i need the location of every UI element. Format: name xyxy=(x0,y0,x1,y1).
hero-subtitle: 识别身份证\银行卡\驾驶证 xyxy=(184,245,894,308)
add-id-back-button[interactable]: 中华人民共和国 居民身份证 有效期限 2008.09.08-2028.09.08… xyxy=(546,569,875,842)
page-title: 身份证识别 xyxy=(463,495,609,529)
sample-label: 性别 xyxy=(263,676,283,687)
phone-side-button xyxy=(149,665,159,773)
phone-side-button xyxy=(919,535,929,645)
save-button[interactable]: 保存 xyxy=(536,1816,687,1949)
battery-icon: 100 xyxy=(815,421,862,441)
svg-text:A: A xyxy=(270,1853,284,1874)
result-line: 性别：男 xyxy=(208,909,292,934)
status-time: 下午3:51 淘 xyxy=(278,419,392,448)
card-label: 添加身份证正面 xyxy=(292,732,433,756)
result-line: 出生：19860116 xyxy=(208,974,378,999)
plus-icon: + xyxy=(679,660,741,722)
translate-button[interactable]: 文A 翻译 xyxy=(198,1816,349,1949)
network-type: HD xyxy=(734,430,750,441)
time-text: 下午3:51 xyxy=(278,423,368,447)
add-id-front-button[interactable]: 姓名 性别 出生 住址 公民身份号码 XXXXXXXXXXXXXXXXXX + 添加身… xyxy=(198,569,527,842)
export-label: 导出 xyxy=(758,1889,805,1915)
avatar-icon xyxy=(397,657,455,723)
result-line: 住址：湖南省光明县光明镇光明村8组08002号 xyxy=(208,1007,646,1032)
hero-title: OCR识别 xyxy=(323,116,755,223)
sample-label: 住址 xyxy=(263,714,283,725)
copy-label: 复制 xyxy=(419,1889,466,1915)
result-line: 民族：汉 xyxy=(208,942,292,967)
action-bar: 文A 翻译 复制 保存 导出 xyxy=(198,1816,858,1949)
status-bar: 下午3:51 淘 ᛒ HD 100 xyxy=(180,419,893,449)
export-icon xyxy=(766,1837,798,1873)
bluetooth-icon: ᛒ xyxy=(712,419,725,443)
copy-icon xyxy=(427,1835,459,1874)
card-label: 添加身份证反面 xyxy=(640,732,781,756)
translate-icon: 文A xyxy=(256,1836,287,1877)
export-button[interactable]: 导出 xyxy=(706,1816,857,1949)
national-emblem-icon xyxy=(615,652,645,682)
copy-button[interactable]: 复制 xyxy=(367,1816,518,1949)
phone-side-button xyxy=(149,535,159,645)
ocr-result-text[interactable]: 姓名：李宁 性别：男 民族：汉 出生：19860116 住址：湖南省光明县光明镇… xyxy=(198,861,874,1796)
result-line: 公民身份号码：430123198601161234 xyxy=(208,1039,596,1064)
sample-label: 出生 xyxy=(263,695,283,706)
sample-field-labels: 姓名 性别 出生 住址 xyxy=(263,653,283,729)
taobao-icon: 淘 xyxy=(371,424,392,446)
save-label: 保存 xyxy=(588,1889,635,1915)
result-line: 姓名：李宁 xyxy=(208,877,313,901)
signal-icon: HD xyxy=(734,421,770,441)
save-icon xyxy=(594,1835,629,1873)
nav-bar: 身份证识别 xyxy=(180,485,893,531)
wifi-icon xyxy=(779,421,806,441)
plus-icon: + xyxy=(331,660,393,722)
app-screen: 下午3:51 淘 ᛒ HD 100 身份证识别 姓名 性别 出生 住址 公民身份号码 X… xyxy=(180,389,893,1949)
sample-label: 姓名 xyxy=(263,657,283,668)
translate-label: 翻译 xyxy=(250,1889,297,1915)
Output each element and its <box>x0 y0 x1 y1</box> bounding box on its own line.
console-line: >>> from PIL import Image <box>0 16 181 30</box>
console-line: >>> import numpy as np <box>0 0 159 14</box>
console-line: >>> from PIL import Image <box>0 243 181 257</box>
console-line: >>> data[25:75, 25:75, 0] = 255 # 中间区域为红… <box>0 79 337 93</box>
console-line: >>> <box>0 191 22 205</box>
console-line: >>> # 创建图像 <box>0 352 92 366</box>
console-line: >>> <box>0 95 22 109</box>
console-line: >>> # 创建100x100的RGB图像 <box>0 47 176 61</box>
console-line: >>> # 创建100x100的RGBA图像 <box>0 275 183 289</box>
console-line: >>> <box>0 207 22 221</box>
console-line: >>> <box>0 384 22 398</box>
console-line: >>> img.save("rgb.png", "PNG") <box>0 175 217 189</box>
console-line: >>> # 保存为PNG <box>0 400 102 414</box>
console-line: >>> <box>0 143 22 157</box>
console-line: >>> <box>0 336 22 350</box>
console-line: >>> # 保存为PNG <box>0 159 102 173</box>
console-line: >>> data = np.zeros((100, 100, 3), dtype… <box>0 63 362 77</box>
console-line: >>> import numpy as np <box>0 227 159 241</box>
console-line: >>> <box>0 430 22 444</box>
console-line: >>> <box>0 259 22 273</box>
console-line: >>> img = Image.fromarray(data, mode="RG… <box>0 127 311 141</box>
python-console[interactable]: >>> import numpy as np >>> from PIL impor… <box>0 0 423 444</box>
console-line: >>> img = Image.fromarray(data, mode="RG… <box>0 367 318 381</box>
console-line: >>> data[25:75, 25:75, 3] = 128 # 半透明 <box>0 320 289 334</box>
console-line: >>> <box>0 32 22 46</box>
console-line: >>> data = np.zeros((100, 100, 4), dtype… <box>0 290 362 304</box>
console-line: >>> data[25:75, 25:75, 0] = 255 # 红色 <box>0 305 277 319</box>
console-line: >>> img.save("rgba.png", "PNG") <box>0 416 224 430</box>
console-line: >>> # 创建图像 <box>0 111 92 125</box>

::::::::::

#### [INSTRUCTIONS FOR THE TASK]
Edit the material above so that every "console-line" becomes "shell-line", leaving everything else unchanged.

#### [WRITTEN ANSWER]
i need the location of every UI element. Format: name xyxy=(x0,y0,x1,y1).
hero-subtitle: 识别身份证\银行卡\驾驶证 xyxy=(184,245,894,308)
add-id-back-button[interactable]: 中华人民共和国 居民身份证 有效期限 2008.09.08-2028.09.08… xyxy=(546,569,875,842)
page-title: 身份证识别 xyxy=(463,495,609,529)
sample-label: 性别 xyxy=(263,676,283,687)
phone-side-button xyxy=(149,665,159,773)
phone-side-button xyxy=(919,535,929,645)
save-button[interactable]: 保存 xyxy=(536,1816,687,1949)
battery-icon: 100 xyxy=(815,421,862,441)
svg-text:A: A xyxy=(270,1853,284,1874)
result-line: 性别：男 xyxy=(208,909,292,934)
status-time: 下午3:51 淘 xyxy=(278,419,392,448)
card-label: 添加身份证正面 xyxy=(292,732,433,756)
result-line: 出生：19860116 xyxy=(208,974,378,999)
plus-icon: + xyxy=(679,660,741,722)
translate-button[interactable]: 文A 翻译 xyxy=(198,1816,349,1949)
network-type: HD xyxy=(734,430,750,441)
time-text: 下午3:51 xyxy=(278,423,368,447)
add-id-front-button[interactable]: 姓名 性别 出生 住址 公民身份号码 XXXXXXXXXXXXXXXXXX + 添加身… xyxy=(198,569,527,842)
export-label: 导出 xyxy=(758,1889,805,1915)
avatar-icon xyxy=(397,657,455,723)
result-line: 住址：湖南省光明县光明镇光明村8组08002号 xyxy=(208,1007,646,1032)
hero-title: OCR识别 xyxy=(323,116,755,223)
sample-label: 住址 xyxy=(263,714,283,725)
copy-label: 复制 xyxy=(419,1889,466,1915)
result-line: 民族：汉 xyxy=(208,942,292,967)
action-bar: 文A 翻译 复制 保存 导出 xyxy=(198,1816,858,1949)
status-bar: 下午3:51 淘 ᛒ HD 100 xyxy=(180,419,893,449)
export-icon xyxy=(766,1837,798,1873)
bluetooth-icon: ᛒ xyxy=(712,419,725,443)
copy-icon xyxy=(427,1835,459,1874)
card-label: 添加身份证反面 xyxy=(640,732,781,756)
translate-icon: 文A xyxy=(256,1836,287,1877)
export-button[interactable]: 导出 xyxy=(706,1816,857,1949)
national-emblem-icon xyxy=(615,652,645,682)
copy-button[interactable]: 复制 xyxy=(367,1816,518,1949)
phone-side-button xyxy=(149,535,159,645)
ocr-result-text[interactable]: 姓名：李宁 性别：男 民族：汉 出生：19860116 住址：湖南省光明县光明镇… xyxy=(198,861,874,1796)
result-line: 公民身份号码：430123198601161234 xyxy=(208,1039,596,1064)
sample-label: 出生 xyxy=(263,695,283,706)
sample-field-labels: 姓名 性别 出生 住址 xyxy=(263,653,283,729)
taobao-icon: 淘 xyxy=(371,424,392,446)
save-label: 保存 xyxy=(588,1889,635,1915)
result-line: 姓名：李宁 xyxy=(208,877,313,901)
signal-icon: HD xyxy=(734,421,770,441)
save-icon xyxy=(594,1835,629,1873)
nav-bar: 身份证识别 xyxy=(180,485,893,531)
wifi-icon xyxy=(779,421,806,441)
plus-icon: + xyxy=(331,660,393,722)
app-screen: 下午3:51 淘 ᛒ HD 100 身份证识别 姓名 性别 出生 住址 公民身份号码 X… xyxy=(180,389,893,1949)
sample-label: 姓名 xyxy=(263,657,283,668)
translate-label: 翻译 xyxy=(250,1889,297,1915)
Output each element and its <box>x0 y0 x1 y1</box> bounding box on its own line.
shell-line: >>> from PIL import Image <box>0 16 181 30</box>
shell-line: >>> import numpy as np <box>0 0 159 14</box>
shell-line: >>> from PIL import Image <box>0 243 181 257</box>
shell-line: >>> data[25:75, 25:75, 0] = 255 # 中间区域为红… <box>0 79 337 93</box>
shell-line: >>> <box>0 191 22 205</box>
shell-line: >>> # 创建图像 <box>0 352 92 366</box>
shell-line: >>> <box>0 95 22 109</box>
shell-line: >>> # 创建100x100的RGB图像 <box>0 47 176 61</box>
shell-line: >>> # 创建100x100的RGBA图像 <box>0 275 183 289</box>
shell-line: >>> <box>0 207 22 221</box>
shell-line: >>> <box>0 384 22 398</box>
shell-line: >>> img.save("rgb.png", "PNG") <box>0 175 217 189</box>
shell-line: >>> # 保存为PNG <box>0 400 102 414</box>
shell-line: >>> <box>0 143 22 157</box>
shell-line: >>> <box>0 336 22 350</box>
shell-line: >>> # 保存为PNG <box>0 159 102 173</box>
shell-line: >>> data = np.zeros((100, 100, 3), dtype… <box>0 63 362 77</box>
shell-line: >>> import numpy as np <box>0 227 159 241</box>
shell-line: >>> <box>0 430 22 444</box>
shell-line: >>> <box>0 259 22 273</box>
shell-line: >>> img = Image.fromarray(data, mode="RG… <box>0 127 311 141</box>
python-console[interactable]: >>> import numpy as np >>> from PIL impor… <box>0 0 423 444</box>
shell-line: >>> img = Image.fromarray(data, mode="RG… <box>0 367 318 381</box>
shell-line: >>> data[25:75, 25:75, 3] = 128 # 半透明 <box>0 320 289 334</box>
shell-line: >>> <box>0 32 22 46</box>
shell-line: >>> data = np.zeros((100, 100, 4), dtype… <box>0 290 362 304</box>
shell-line: >>> data[25:75, 25:75, 0] = 255 # 红色 <box>0 305 277 319</box>
shell-line: >>> img.save("rgba.png", "PNG") <box>0 416 224 430</box>
shell-line: >>> # 创建图像 <box>0 111 92 125</box>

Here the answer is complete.